Daftar Tugas:
**A)** Kutiplah dengan tepat bagian artikel tentang pendidikan Kalbar yang dimulai dari "Thank's For" dan berakhir pada "di tahun 2008.".
**B)** Tuliskan lanjutan artikel tentang pendidikan Kalbar, dimulai setelah kalimat terakhirnya.

Artikel:
· · · · ·

Thank's For

MERAJUT BENANG MIMPI PENDIDIKAN KALBAR


Pernahkah anda berpikir bahwa apa yang terbaik di rumah anda belum tentu terbaik di rumah orang lain. Pernahkah terlintas dalam pikran anda bahwa anda bisa mendapatkan sesuatu yang jauh lebih baik di tempat lain. Kebanyakan orang berpikir demikian. Sudah banyak contoh yang dapat kita lihat. Seorang mahasiswa Untan, yang bahkan harus berkompetisi demi mendapatkan status mahasiswa Untan, rela melepaskan status mahasiswanya untuk menerima tawaran dari universitas lain di Pulau Jawa. Murti, mahasiswi Universitas Negeri Yogyakarta (UNY), jurusan farmasi angkatan 2008 bahkan sampai rela menganggur selama setahun setelah gagal dalam ujian masuk Universitas Gajah Mada (UGM) yang diidam-idamkannya di tahun 2007. Pada akhirnya ia memutuskan untuk meninggalkan Pontianak sementara waktu untuk masuk menjadi bagian dari UNY di tahun 2008.

Oleh Tri Mulyianingsih

Satu bagian penting yang dapat kita jadikan bahan pemikiran ialah, mengapa pendidikan di Pulau Jawa selalu menjadi fokus bagi kebanyakan orang yang ingin melanjutkan pendidikannya. Mengapa baik sekolah maupun universitas di Kalimantan Barat tidak menjadi pilihan terbaik bagi pemuda-pemudi Kalbar sendiri dalam menuntut pendidikan. Salah satu hal yang mungkin anda sadari ialah bahwa Kalbat tidak cukup unggul dalam mengatur sistem pendidikannya seperti halnya pendidikan di Pulau Jawa. Bagaimana tidak, karena dari segi kondisi wilayah saja, Kalimantan Barat cukup berbeda dengan kondisi wilayah pulau Jawa. Kalbar memiliki banyak daerah pelosok dan daerah pinggiran serta memiliki kebutuhan akan lulusan yang ahli tidak hanya sekedar teori tapi juga mampu untuk mempraktekkannya di daerahnya masing-,masing. Jadi pada intinya pendidikan Kalbar yang multikultural membutuhkan sistem pendidikan yang tepat dan tidak hanya berfokus pada sistem pendidikan di pulau Jawa.

Kecenderungan untuk memfokuskan pendidikan Kalbar pada pendidikan pulau Jawa ini membawa keprihatinan tersendiri bagi Alexander Akim, kepala dinas pendidikan provinsi. Ia menyangsikan pendidikan Kalbar dapat disamakan dengan pendidikan di pulau Jawa sementara di Kalbar sendiri antara daerah yang satu dengan daerah yang lainnya saja kemampuan nya tidak sama. Tentu saja rentang perbedaan kemampuan pendidikan ini akan jauh lebih lebar bila kita bandingkan dengan kemampuan pendidikan di luar Kalbar khususnya pulau Jawa.

· · · · ·

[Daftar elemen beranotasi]
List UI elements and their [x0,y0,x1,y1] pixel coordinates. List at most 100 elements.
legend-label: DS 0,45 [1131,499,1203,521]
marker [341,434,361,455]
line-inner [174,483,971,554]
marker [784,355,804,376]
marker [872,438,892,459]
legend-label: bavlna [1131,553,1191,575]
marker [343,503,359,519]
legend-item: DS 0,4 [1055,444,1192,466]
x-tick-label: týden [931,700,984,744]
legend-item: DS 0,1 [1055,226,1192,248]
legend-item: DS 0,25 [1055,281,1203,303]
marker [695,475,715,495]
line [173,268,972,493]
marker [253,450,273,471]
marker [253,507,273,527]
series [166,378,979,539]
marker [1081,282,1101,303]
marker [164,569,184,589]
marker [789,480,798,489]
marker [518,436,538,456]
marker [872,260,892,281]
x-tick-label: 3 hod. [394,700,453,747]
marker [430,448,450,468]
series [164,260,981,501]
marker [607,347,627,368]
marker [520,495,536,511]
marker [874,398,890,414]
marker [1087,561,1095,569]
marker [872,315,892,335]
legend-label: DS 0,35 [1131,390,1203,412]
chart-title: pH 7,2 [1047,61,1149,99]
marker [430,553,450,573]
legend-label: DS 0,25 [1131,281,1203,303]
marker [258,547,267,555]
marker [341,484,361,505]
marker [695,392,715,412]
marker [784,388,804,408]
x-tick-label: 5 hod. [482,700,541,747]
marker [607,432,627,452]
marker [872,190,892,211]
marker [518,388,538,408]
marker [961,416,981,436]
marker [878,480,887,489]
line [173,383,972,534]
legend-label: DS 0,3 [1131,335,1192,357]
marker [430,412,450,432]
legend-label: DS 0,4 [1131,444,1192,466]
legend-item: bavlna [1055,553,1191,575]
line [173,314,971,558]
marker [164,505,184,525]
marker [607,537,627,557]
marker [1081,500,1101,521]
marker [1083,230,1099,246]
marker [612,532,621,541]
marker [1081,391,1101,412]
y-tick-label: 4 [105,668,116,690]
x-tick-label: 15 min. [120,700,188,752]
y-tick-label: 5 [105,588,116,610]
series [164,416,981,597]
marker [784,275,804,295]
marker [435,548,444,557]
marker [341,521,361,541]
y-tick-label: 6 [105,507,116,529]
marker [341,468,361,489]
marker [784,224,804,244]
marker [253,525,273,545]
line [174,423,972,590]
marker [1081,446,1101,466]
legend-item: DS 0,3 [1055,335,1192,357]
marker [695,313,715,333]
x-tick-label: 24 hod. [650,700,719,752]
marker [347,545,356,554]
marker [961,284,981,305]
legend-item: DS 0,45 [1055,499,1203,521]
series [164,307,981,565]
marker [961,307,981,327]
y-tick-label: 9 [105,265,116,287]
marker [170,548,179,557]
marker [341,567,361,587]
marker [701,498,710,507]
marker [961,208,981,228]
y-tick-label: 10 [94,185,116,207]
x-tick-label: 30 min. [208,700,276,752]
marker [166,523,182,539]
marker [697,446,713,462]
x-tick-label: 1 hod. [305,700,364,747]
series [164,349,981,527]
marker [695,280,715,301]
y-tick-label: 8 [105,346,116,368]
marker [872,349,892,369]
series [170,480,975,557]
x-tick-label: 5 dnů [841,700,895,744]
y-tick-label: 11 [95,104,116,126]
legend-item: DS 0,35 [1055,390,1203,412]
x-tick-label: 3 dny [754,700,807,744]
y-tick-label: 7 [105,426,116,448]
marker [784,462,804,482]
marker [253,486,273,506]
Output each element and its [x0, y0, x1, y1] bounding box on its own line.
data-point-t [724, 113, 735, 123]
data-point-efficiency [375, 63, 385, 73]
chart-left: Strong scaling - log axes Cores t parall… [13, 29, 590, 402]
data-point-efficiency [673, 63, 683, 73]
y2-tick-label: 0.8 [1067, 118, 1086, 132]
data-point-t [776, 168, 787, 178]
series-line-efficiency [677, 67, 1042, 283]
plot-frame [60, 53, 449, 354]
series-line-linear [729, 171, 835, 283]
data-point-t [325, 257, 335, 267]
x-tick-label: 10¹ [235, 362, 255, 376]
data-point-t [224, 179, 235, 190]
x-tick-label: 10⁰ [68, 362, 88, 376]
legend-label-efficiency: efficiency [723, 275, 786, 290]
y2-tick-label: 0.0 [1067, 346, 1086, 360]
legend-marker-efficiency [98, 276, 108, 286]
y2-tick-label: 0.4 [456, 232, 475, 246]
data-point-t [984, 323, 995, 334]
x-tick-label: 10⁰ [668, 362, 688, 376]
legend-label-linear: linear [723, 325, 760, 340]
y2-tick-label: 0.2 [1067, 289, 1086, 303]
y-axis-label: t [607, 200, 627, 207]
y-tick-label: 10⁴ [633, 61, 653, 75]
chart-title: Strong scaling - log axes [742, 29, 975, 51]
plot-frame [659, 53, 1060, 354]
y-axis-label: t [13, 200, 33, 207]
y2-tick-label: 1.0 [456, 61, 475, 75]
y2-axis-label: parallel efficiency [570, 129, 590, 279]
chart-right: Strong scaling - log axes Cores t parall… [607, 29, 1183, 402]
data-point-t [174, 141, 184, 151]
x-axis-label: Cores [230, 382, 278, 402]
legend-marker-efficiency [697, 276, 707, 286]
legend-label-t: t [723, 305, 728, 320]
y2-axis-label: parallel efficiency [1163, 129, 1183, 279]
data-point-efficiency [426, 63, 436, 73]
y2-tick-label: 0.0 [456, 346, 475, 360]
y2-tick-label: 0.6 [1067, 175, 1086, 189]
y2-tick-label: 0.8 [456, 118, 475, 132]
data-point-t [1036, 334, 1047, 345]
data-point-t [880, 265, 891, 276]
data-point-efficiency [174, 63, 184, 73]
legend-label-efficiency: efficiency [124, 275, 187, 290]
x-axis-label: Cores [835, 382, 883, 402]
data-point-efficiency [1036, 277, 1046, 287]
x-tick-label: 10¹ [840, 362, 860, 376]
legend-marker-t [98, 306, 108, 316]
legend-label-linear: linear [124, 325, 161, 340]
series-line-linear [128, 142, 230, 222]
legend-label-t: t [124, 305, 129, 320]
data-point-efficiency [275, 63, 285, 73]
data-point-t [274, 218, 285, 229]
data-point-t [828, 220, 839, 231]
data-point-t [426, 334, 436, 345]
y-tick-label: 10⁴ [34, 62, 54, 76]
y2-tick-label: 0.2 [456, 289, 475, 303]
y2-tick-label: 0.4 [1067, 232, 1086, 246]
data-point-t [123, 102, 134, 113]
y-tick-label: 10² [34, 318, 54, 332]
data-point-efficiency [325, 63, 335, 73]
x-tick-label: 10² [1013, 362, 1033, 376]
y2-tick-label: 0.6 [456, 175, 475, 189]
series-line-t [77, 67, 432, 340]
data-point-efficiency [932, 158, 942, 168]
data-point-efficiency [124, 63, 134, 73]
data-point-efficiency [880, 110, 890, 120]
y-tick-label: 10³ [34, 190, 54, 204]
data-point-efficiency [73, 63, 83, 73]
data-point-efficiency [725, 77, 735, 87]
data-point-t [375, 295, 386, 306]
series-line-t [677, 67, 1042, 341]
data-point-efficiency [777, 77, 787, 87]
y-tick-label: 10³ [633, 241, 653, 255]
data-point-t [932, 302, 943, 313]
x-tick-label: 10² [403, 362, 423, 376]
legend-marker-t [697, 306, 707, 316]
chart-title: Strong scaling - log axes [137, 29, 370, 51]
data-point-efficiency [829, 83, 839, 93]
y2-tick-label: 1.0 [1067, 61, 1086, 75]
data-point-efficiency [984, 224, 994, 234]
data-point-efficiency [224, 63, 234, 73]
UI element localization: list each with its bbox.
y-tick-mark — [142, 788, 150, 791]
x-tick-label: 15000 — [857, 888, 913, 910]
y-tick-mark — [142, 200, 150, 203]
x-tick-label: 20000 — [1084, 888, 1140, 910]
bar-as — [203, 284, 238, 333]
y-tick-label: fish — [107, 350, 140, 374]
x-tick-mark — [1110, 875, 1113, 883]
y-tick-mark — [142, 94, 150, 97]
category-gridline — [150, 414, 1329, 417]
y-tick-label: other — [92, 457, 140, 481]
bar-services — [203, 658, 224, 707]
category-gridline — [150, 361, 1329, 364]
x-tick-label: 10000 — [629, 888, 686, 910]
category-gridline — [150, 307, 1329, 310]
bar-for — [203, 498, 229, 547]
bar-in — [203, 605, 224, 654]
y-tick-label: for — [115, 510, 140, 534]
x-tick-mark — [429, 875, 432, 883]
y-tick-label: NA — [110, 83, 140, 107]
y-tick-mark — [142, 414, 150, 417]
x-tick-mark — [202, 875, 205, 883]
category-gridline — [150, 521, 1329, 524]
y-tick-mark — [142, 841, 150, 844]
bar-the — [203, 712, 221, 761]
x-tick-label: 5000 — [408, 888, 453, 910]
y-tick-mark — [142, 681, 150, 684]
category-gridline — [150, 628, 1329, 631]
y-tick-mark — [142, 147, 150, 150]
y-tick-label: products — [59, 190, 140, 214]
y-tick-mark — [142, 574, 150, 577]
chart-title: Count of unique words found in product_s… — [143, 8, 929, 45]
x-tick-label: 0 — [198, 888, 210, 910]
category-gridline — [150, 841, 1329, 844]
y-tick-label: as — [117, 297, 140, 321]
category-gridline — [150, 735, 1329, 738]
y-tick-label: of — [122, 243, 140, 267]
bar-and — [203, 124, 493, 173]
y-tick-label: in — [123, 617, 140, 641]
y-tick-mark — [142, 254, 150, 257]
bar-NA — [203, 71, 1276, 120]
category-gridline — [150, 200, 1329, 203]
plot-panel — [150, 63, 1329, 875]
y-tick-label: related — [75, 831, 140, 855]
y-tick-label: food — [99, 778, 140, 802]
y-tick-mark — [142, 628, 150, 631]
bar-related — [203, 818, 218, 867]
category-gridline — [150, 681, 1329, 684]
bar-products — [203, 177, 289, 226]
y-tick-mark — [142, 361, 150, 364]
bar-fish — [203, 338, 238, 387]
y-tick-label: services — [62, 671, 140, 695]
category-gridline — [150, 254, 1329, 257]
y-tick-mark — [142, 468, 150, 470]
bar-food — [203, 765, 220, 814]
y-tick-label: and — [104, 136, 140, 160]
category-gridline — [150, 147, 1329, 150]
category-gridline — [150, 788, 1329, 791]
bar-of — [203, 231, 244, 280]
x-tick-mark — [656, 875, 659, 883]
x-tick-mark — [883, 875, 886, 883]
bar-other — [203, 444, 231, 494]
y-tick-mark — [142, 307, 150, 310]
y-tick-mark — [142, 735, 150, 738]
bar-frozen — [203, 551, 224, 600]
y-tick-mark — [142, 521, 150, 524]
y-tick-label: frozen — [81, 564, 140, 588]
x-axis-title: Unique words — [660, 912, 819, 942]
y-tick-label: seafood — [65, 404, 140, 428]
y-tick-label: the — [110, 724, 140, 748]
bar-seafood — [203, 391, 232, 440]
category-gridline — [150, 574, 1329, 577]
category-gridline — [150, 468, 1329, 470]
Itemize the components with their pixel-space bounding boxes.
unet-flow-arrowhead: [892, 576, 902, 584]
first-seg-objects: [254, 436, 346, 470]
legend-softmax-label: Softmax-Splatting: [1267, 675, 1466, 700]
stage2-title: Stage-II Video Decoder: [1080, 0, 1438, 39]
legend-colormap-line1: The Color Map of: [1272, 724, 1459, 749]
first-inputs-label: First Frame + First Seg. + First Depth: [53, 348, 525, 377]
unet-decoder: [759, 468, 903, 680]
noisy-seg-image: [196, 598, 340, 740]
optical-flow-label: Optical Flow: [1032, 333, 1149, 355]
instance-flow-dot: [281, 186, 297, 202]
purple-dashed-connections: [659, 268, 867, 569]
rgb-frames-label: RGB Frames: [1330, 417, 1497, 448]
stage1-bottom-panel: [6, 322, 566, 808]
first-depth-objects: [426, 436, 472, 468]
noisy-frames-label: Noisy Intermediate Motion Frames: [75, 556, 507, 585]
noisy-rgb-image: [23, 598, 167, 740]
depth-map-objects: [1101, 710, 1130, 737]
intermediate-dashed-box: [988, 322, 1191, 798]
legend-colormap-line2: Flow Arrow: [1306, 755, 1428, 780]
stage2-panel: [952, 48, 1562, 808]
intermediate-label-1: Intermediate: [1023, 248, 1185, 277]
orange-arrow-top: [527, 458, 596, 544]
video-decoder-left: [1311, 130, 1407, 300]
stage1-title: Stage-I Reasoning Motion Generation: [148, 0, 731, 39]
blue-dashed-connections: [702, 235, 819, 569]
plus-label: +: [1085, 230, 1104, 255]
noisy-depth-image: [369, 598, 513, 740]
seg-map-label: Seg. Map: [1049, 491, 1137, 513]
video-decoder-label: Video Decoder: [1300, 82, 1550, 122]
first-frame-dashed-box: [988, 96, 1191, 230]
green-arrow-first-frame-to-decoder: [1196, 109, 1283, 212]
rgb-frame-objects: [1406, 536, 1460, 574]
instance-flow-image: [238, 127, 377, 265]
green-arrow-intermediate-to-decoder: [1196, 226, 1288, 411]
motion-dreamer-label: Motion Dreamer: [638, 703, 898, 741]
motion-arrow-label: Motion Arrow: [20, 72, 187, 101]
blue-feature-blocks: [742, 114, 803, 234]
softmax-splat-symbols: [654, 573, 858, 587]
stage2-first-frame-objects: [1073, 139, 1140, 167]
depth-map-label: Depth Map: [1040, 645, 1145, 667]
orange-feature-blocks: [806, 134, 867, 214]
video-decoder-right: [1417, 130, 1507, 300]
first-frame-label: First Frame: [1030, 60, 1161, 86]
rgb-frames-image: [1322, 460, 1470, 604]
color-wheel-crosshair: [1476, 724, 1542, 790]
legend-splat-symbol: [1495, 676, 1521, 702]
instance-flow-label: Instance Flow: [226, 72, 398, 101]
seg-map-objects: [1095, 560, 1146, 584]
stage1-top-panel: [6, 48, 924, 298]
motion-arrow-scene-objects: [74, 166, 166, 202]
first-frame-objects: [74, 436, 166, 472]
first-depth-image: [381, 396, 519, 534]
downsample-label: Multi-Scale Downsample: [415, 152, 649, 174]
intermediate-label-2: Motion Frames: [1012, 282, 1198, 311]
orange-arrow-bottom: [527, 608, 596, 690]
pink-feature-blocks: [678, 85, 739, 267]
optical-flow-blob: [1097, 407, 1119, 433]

· · · · ·

Jawaban Latihan:
**A)**
Thank's For

MERAJUT BENANG MIMPI PENDIDIKAN KALBAR


Pernahkah anda berpikir bahwa apa yang terbaik di rumah anda belum tentu terbaik di rumah orang lain. Pernahkah terlintas dalam pikran anda bahwa anda bisa mendapatkan sesuatu yang jauh lebih baik di tempat lain. Kebanyakan orang berpikir demikian. Sudah banyak contoh yang dapat kita lihat. Seorang mahasiswa Untan, yang bahkan harus berkompetisi demi mendapatkan status mahasiswa Untan, rela melepaskan status mahasiswanya untuk menerima tawaran dari universitas lain di Pulau Jawa. Murti, mahasiswi Universitas Negeri Yogyakarta (UNY), jurusan farmasi angkatan 2008 bahkan sampai rela menganggur selama setahun setelah gagal dalam ujian masuk Universitas Gajah Mada (UGM) yang diidam-idamkannya di tahun 2007. Pada akhirnya ia memutuskan untuk meninggalkan Pontianak sementara waktu untuk masuk menjadi bagian dari UNY di tahun 2008.

**B)**
“Orang kampong jangan dipaksakan bawa mobil, jatok ke jurang dia,” ucap Akim saat mengasosiasikan sistem pendidikan pusat yang dipaksakan pada pendidikan Kalbar yang multicultural.

Menurut Akim, akan lebih baik jika terdapat pengembangan strategi yang tepat bagi daerah-daerah pinggiran di wilayah Kalbar namun tetap mengacu pada standar kurikulum maupun standar mutu yang ditentukan oleh pusat.

“Mampukah orang Kapuas Hulu lalu sama dengan Jakarta,” kata Alexander Akim yang biasanya lebih akrab disapa Akim ini. “Bagaiman strategi yang harus dikembangkan untuk daerah pinggiran ini harus di tata. Jangan sampai di pukul rata.” Lanjut nya.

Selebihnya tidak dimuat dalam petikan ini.